[Directions]
Check every line below for the word "this" and copy each one that has it.

begin

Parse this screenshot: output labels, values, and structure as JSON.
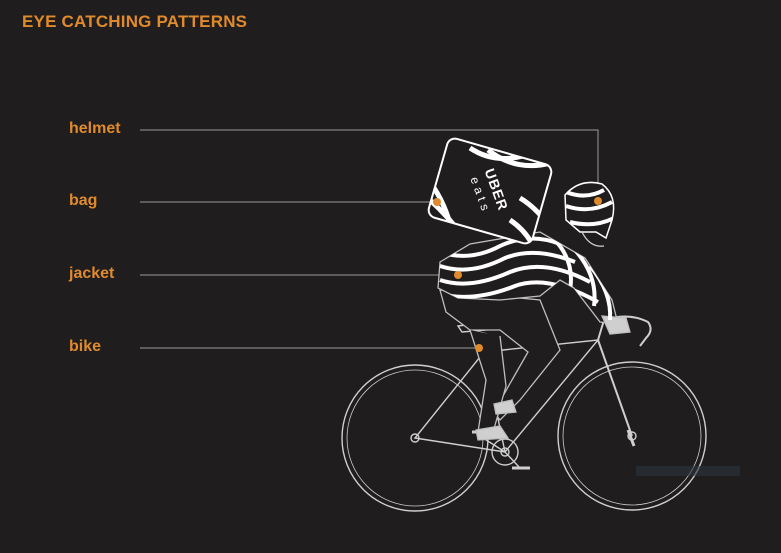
{
  "title": "EYE CATCHING PATTERNS",
  "callouts": [
    {
      "id": "helmet",
      "label": "helmet"
    },
    {
      "id": "bag",
      "label": "bag"
    },
    {
      "id": "jacket",
      "label": "jacket"
    },
    {
      "id": "bike",
      "label": "bike"
    }
  ],
  "bag_brand": {
    "line1": "UBER",
    "line2": "eats"
  },
  "colors": {
    "background": "#1f1d1e",
    "accent": "#e08a2c",
    "line": "#cfcfcf",
    "stripe": "#ffffff"
  }
}
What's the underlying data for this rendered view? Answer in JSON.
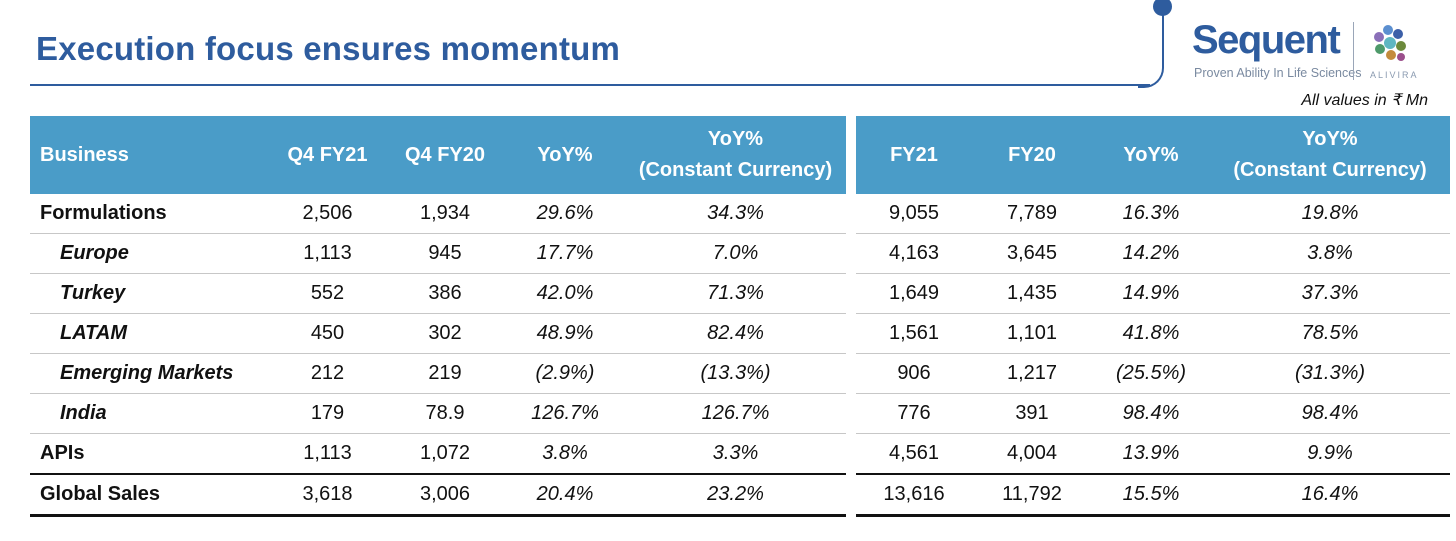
{
  "header": {
    "title": "Execution focus ensures momentum",
    "units_note": "All values in ₹ Mn"
  },
  "logo": {
    "name": "Sequent",
    "tagline": "Proven Ability In Life Sciences",
    "sub_brand": "ALIVIRA"
  },
  "colors": {
    "brand_blue": "#2e5c9e",
    "header_fill": "#4a9cc8"
  },
  "table": {
    "headers_quarter": [
      "Business",
      "Q4 FY21",
      "Q4 FY20",
      "YoY%",
      "YoY%",
      "(Constant Currency)"
    ],
    "headers_year": [
      "FY21",
      "FY20",
      "YoY%",
      "YoY%",
      "(Constant Currency)"
    ],
    "rows": [
      {
        "business": "Formulations",
        "q4fy21": "2,506",
        "q4fy20": "1,934",
        "yoy_q": "29.6%",
        "cc_q": "34.3%",
        "fy21": "9,055",
        "fy20": "7,789",
        "yoy_y": "16.3%",
        "cc_y": "19.8%"
      },
      {
        "business": "Europe",
        "q4fy21": "1,113",
        "q4fy20": "945",
        "yoy_q": "17.7%",
        "cc_q": "7.0%",
        "fy21": "4,163",
        "fy20": "3,645",
        "yoy_y": "14.2%",
        "cc_y": "3.8%"
      },
      {
        "business": "Turkey",
        "q4fy21": "552",
        "q4fy20": "386",
        "yoy_q": "42.0%",
        "cc_q": "71.3%",
        "fy21": "1,649",
        "fy20": "1,435",
        "yoy_y": "14.9%",
        "cc_y": "37.3%"
      },
      {
        "business": "LATAM",
        "q4fy21": "450",
        "q4fy20": "302",
        "yoy_q": "48.9%",
        "cc_q": "82.4%",
        "fy21": "1,561",
        "fy20": "1,101",
        "yoy_y": "41.8%",
        "cc_y": "78.5%"
      },
      {
        "business": "Emerging Markets",
        "q4fy21": "212",
        "q4fy20": "219",
        "yoy_q": "(2.9%)",
        "cc_q": "(13.3%)",
        "fy21": "906",
        "fy20": "1,217",
        "yoy_y": "(25.5%)",
        "cc_y": "(31.3%)"
      },
      {
        "business": "India",
        "q4fy21": "179",
        "q4fy20": "78.9",
        "yoy_q": "126.7%",
        "cc_q": "126.7%",
        "fy21": "776",
        "fy20": "391",
        "yoy_y": "98.4%",
        "cc_y": "98.4%"
      },
      {
        "business": "APIs",
        "q4fy21": "1,113",
        "q4fy20": "1,072",
        "yoy_q": "3.8%",
        "cc_q": "3.3%",
        "fy21": "4,561",
        "fy20": "4,004",
        "yoy_y": "13.9%",
        "cc_y": "9.9%"
      },
      {
        "business": "Global Sales",
        "q4fy21": "3,618",
        "q4fy20": "3,006",
        "yoy_q": "20.4%",
        "cc_q": "23.2%",
        "fy21": "13,616",
        "fy20": "11,792",
        "yoy_y": "15.5%",
        "cc_y": "16.4%"
      }
    ]
  }
}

end

[Response to the task]
Parse this screenshot: output labels, values, and structure as JSON.
What's the underlying data for this rendered view? Answer in JSON.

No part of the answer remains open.